**TASK INSTRUCTIONS:** Copy the data that follows exactly. Include no pictures.

Records about charts and figures
☆ ☆ ☆ ☆

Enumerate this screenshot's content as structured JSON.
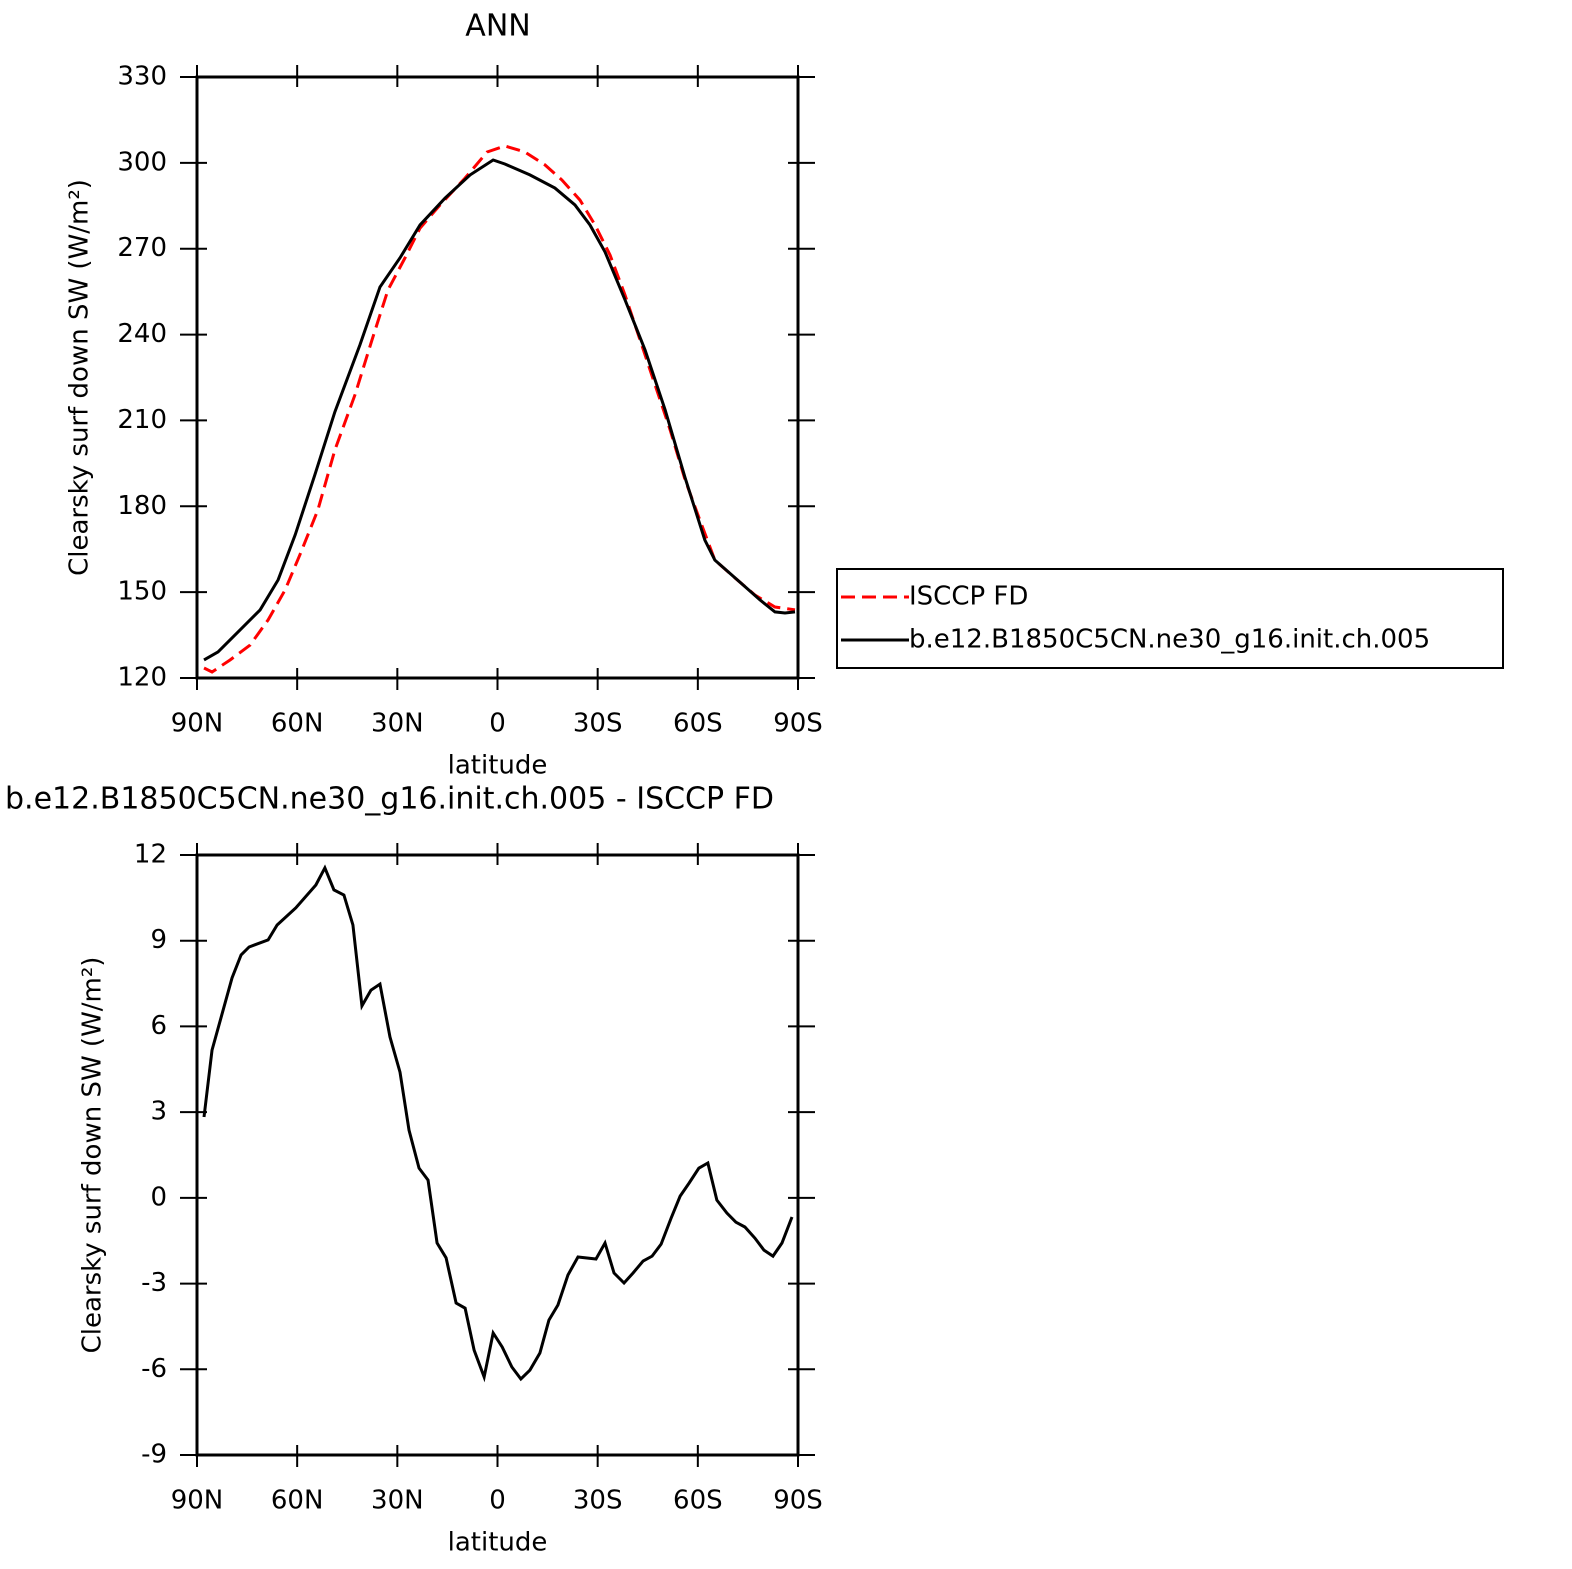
{
  "chart_data": [
    {
      "type": "line",
      "title": "ANN",
      "xlabel": "latitude",
      "ylabel": "Clearsky surf down SW (W/m²)",
      "xlim": [
        90,
        -90
      ],
      "xticks": [
        {
          "value": 90,
          "label": "90N"
        },
        {
          "value": 60,
          "label": "60N"
        },
        {
          "value": 30,
          "label": "30N"
        },
        0,
        {
          "value": -30,
          "label": "30S"
        },
        {
          "value": -60,
          "label": "60S"
        },
        {
          "value": -90,
          "label": "90S"
        }
      ],
      "ylim": [
        120,
        330
      ],
      "yticks": [
        120,
        150,
        180,
        210,
        240,
        270,
        300,
        330
      ],
      "legend": "right",
      "series": [
        {
          "name": "ISCCP FD",
          "color": "#ff0000",
          "dash": true,
          "x": [
            87.9,
            85.5,
            80.1,
            74.1,
            68.7,
            63.6,
            59.2,
            53.8,
            48.7,
            42.7,
            37.6,
            32.8,
            27.7,
            23.2,
            17.2,
            9.7,
            3.1,
            -2.2,
            -8.2,
            -14.2,
            -19.3,
            -24.7,
            -29.2,
            -33.7,
            -38.2,
            -42.7,
            -47.2,
            -51.7,
            -56.2,
            -60.6,
            -65.1,
            -71.1,
            -77.1,
            -83.1,
            -89.1
          ],
          "values": [
            123.5,
            122.1,
            126.3,
            131.5,
            140.3,
            150.8,
            163.0,
            178.7,
            199.7,
            218.9,
            238.1,
            255.6,
            266.8,
            277.2,
            285.3,
            294.7,
            303.8,
            305.9,
            303.8,
            299.3,
            294.0,
            287.0,
            278.3,
            267.8,
            253.8,
            238.1,
            222.4,
            206.7,
            189.2,
            175.2,
            161.2,
            155.0,
            149.0,
            144.8,
            143.8
          ]
        },
        {
          "name": "b.e12.B1850C5CN.ne30_g16.init.ch.005",
          "color": "#000000",
          "dash": false,
          "x": [
            87.9,
            83.7,
            77.1,
            71.1,
            65.7,
            60.6,
            54.7,
            48.7,
            41.2,
            35.2,
            29.2,
            23.2,
            15.7,
            8.2,
            1.3,
            -2.2,
            -9.7,
            -17.2,
            -23.2,
            -27.7,
            -32.2,
            -38.2,
            -44.2,
            -50.2,
            -56.2,
            -62.1,
            -65.1,
            -72.6,
            -78.6,
            -83.1,
            -86.1,
            -89.1
          ],
          "values": [
            126.3,
            129.1,
            136.8,
            143.8,
            154.3,
            170.0,
            191.0,
            213.0,
            236.4,
            256.6,
            266.8,
            278.3,
            287.7,
            295.8,
            301.0,
            299.6,
            295.8,
            291.2,
            285.3,
            278.3,
            268.9,
            252.1,
            234.6,
            213.7,
            189.9,
            168.2,
            161.2,
            153.5,
            147.3,
            143.1,
            142.7,
            143.1
          ]
        }
      ]
    },
    {
      "type": "line",
      "title": "b.e12.B1850C5CN.ne30_g16.init.ch.005 - ISCCP FD",
      "xlabel": "latitude",
      "ylabel": "Clearsky surf down SW (W/m²)",
      "xlim": [
        90,
        -90
      ],
      "xticks": [
        {
          "value": 90,
          "label": "90N"
        },
        {
          "value": 60,
          "label": "60N"
        },
        {
          "value": 30,
          "label": "30N"
        },
        0,
        {
          "value": -30,
          "label": "30S"
        },
        {
          "value": -60,
          "label": "60S"
        },
        {
          "value": -90,
          "label": "90S"
        }
      ],
      "ylim": [
        -9,
        12
      ],
      "yticks": [
        -9,
        -6,
        -3,
        0,
        3,
        6,
        9,
        12
      ],
      "x": [
        87.9,
        85.5,
        79.5,
        76.8,
        74.4,
        68.7,
        66.0,
        60.4,
        54.4,
        51.7,
        49.0,
        46.0,
        43.3,
        40.6,
        37.9,
        35.2,
        32.2,
        29.2,
        26.5,
        23.5,
        20.8,
        18.1,
        15.4,
        12.4,
        9.7,
        7.0,
        4.0,
        1.3,
        -1.4,
        -4.3,
        -7.0,
        -9.7,
        -12.7,
        -15.4,
        -18.1,
        -21.1,
        -24.1,
        -29.5,
        -32.2,
        -34.9,
        -37.9,
        -40.6,
        -43.6,
        -46.3,
        -49.0,
        -52.0,
        -54.7,
        -57.4,
        -60.3,
        -63.0,
        -65.7,
        -68.7,
        -71.4,
        -74.1,
        -77.1,
        -79.8,
        -82.5,
        -85.2,
        -88.2
      ],
      "series": [
        {
          "color": "#000000",
          "dash": false,
          "values": [
            2.83,
            5.17,
            7.7,
            8.5,
            8.78,
            9.03,
            9.55,
            10.15,
            10.95,
            11.55,
            10.78,
            10.6,
            9.55,
            6.72,
            7.27,
            7.48,
            5.63,
            4.4,
            2.37,
            1.04,
            0.62,
            -1.58,
            -2.1,
            -3.68,
            -3.86,
            -5.33,
            -6.27,
            -4.73,
            -5.22,
            -5.92,
            -6.34,
            -6.03,
            -5.43,
            -4.28,
            -3.75,
            -2.7,
            -2.07,
            -2.14,
            -1.58,
            -2.63,
            -2.98,
            -2.63,
            -2.21,
            -2.04,
            -1.62,
            -0.71,
            0.06,
            0.52,
            1.04,
            1.22,
            -0.08,
            -0.53,
            -0.85,
            -1.02,
            -1.41,
            -1.83,
            -2.04,
            -1.58,
            -0.67
          ]
        }
      ]
    }
  ]
}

☆ ☆ ☆ ☆

**WRITTEN RESPONSE:**
Enumerate this screenshot's content as structured JSON.
{
  "chart_data": [
    {
      "type": "line",
      "title": "ANN",
      "xlabel": "latitude",
      "ylabel": "Clearsky surf down SW (W/m²)",
      "xlim": [
        90,
        -90
      ],
      "xticks": [
        {
          "value": 90,
          "label": "90N"
        },
        {
          "value": 60,
          "label": "60N"
        },
        {
          "value": 30,
          "label": "30N"
        },
        0,
        {
          "value": -30,
          "label": "30S"
        },
        {
          "value": -60,
          "label": "60S"
        },
        {
          "value": -90,
          "label": "90S"
        }
      ],
      "ylim": [
        120,
        330
      ],
      "yticks": [
        120,
        150,
        180,
        210,
        240,
        270,
        300,
        330
      ],
      "legend": "right",
      "series": [
        {
          "name": "ISCCP FD",
          "color": "#ff0000",
          "dash": true,
          "x": [
            87.9,
            85.5,
            80.1,
            74.1,
            68.7,
            63.6,
            59.2,
            53.8,
            48.7,
            42.7,
            37.6,
            32.8,
            27.7,
            23.2,
            17.2,
            9.7,
            3.1,
            -2.2,
            -8.2,
            -14.2,
            -19.3,
            -24.7,
            -29.2,
            -33.7,
            -38.2,
            -42.7,
            -47.2,
            -51.7,
            -56.2,
            -60.6,
            -65.1,
            -71.1,
            -77.1,
            -83.1,
            -89.1
          ],
          "values": [
            123.5,
            122.1,
            126.3,
            131.5,
            140.3,
            150.8,
            163.0,
            178.7,
            199.7,
            218.9,
            238.1,
            255.6,
            266.8,
            277.2,
            285.3,
            294.7,
            303.8,
            305.9,
            303.8,
            299.3,
            294.0,
            287.0,
            278.3,
            267.8,
            253.8,
            238.1,
            222.4,
            206.7,
            189.2,
            175.2,
            161.2,
            155.0,
            149.0,
            144.8,
            143.8
          ]
        },
        {
          "name": "b.e12.B1850C5CN.ne30_g16.init.ch.005",
          "color": "#000000",
          "dash": false,
          "x": [
            87.9,
            83.7,
            77.1,
            71.1,
            65.7,
            60.6,
            54.7,
            48.7,
            41.2,
            35.2,
            29.2,
            23.2,
            15.7,
            8.2,
            1.3,
            -2.2,
            -9.7,
            -17.2,
            -23.2,
            -27.7,
            -32.2,
            -38.2,
            -44.2,
            -50.2,
            -56.2,
            -62.1,
            -65.1,
            -72.6,
            -78.6,
            -83.1,
            -86.1,
            -89.1
          ],
          "values": [
            126.3,
            129.1,
            136.8,
            143.8,
            154.3,
            170.0,
            191.0,
            213.0,
            236.4,
            256.6,
            266.8,
            278.3,
            287.7,
            295.8,
            301.0,
            299.6,
            295.8,
            291.2,
            285.3,
            278.3,
            268.9,
            252.1,
            234.6,
            213.7,
            189.9,
            168.2,
            161.2,
            153.5,
            147.3,
            143.1,
            142.7,
            143.1
          ]
        }
      ]
    },
    {
      "type": "line",
      "title": "b.e12.B1850C5CN.ne30_g16.init.ch.005 - ISCCP FD",
      "xlabel": "latitude",
      "ylabel": "Clearsky surf down SW (W/m²)",
      "xlim": [
        90,
        -90
      ],
      "xticks": [
        {
          "value": 90,
          "label": "90N"
        },
        {
          "value": 60,
          "label": "60N"
        },
        {
          "value": 30,
          "label": "30N"
        },
        0,
        {
          "value": -30,
          "label": "30S"
        },
        {
          "value": -60,
          "label": "60S"
        },
        {
          "value": -90,
          "label": "90S"
        }
      ],
      "ylim": [
        -9,
        12
      ],
      "yticks": [
        -9,
        -6,
        -3,
        0,
        3,
        6,
        9,
        12
      ],
      "x": [
        87.9,
        85.5,
        79.5,
        76.8,
        74.4,
        68.7,
        66.0,
        60.4,
        54.4,
        51.7,
        49.0,
        46.0,
        43.3,
        40.6,
        37.9,
        35.2,
        32.2,
        29.2,
        26.5,
        23.5,
        20.8,
        18.1,
        15.4,
        12.4,
        9.7,
        7.0,
        4.0,
        1.3,
        -1.4,
        -4.3,
        -7.0,
        -9.7,
        -12.7,
        -15.4,
        -18.1,
        -21.1,
        -24.1,
        -29.5,
        -32.2,
        -34.9,
        -37.9,
        -40.6,
        -43.6,
        -46.3,
        -49.0,
        -52.0,
        -54.7,
        -57.4,
        -60.3,
        -63.0,
        -65.7,
        -68.7,
        -71.4,
        -74.1,
        -77.1,
        -79.8,
        -82.5,
        -85.2,
        -88.2
      ],
      "series": [
        {
          "color": "#000000",
          "dash": false,
          "values": [
            2.83,
            5.17,
            7.7,
            8.5,
            8.78,
            9.03,
            9.55,
            10.15,
            10.95,
            11.55,
            10.78,
            10.6,
            9.55,
            6.72,
            7.27,
            7.48,
            5.63,
            4.4,
            2.37,
            1.04,
            0.62,
            -1.58,
            -2.1,
            -3.68,
            -3.86,
            -5.33,
            -6.27,
            -4.73,
            -5.22,
            -5.92,
            -6.34,
            -6.03,
            -5.43,
            -4.28,
            -3.75,
            -2.7,
            -2.07,
            -2.14,
            -1.58,
            -2.63,
            -2.98,
            -2.63,
            -2.21,
            -2.04,
            -1.62,
            -0.71,
            0.06,
            0.52,
            1.04,
            1.22,
            -0.08,
            -0.53,
            -0.85,
            -1.02,
            -1.41,
            -1.83,
            -2.04,
            -1.58,
            -0.67
          ]
        }
      ]
    }
  ]
}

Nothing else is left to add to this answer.